● **Source material**
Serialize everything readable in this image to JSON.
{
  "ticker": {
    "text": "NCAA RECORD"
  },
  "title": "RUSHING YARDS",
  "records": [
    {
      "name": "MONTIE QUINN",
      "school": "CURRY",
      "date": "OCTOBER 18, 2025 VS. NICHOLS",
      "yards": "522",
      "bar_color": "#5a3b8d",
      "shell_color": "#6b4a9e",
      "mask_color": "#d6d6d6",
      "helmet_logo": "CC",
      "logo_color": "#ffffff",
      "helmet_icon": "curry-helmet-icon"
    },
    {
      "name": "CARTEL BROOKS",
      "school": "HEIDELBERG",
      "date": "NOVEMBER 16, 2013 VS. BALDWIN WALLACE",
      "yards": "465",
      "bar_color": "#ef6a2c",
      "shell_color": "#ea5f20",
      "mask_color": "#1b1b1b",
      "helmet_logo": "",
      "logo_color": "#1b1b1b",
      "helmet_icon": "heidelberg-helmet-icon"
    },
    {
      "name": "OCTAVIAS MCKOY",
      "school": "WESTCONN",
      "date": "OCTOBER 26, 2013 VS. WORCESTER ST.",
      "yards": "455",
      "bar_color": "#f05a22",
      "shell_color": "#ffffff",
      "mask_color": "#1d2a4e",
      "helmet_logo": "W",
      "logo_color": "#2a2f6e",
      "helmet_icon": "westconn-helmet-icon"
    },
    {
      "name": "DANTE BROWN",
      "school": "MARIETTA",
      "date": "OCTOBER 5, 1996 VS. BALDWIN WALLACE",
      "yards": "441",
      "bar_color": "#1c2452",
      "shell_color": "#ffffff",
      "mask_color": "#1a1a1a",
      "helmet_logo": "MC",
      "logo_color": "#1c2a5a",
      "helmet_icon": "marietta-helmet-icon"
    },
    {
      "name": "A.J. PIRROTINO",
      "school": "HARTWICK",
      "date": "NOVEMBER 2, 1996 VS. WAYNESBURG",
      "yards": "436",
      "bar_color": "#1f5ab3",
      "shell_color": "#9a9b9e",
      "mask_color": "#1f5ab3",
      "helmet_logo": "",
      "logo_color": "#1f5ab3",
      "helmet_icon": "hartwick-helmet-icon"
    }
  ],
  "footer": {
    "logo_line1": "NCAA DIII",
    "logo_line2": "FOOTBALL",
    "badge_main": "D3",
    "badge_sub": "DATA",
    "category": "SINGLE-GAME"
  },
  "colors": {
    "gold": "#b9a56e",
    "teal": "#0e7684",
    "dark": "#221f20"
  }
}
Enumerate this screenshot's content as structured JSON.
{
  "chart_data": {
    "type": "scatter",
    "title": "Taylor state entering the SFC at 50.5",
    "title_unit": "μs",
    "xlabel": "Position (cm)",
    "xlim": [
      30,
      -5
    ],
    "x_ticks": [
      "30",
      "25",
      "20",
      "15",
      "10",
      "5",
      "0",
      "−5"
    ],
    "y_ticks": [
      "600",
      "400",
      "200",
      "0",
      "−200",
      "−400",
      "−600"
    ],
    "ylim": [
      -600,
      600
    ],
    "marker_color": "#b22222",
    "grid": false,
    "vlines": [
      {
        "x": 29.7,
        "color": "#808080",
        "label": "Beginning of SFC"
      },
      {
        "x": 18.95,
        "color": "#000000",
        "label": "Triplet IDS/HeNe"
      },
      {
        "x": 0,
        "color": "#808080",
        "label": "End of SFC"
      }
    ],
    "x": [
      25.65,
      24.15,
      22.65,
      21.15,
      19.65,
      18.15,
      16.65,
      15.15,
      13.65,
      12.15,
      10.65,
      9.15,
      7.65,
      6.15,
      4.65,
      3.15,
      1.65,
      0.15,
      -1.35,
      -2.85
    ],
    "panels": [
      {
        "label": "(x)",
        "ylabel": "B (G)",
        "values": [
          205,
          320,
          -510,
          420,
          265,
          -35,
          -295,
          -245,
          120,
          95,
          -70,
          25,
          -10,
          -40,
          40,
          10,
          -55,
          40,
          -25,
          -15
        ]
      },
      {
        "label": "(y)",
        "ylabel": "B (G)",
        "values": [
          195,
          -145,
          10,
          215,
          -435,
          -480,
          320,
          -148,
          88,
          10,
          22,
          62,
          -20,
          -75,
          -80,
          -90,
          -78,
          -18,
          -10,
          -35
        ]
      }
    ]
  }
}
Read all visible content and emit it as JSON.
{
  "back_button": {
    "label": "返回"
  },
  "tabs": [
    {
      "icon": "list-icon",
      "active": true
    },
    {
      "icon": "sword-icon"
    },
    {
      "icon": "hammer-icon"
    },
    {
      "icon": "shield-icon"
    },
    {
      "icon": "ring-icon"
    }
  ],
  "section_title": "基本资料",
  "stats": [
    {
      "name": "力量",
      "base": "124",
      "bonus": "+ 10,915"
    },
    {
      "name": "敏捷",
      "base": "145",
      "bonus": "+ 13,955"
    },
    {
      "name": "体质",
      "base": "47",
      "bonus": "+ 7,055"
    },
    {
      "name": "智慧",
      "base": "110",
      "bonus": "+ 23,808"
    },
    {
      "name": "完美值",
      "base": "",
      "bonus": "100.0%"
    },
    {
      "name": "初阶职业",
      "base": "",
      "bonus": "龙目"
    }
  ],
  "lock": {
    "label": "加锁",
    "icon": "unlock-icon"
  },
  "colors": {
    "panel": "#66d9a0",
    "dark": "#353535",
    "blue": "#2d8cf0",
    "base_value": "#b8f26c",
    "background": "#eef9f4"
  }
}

● **Your goal**
What is the number of lines that hold the string "date"? Reply with that number alone.

● **Response below**
5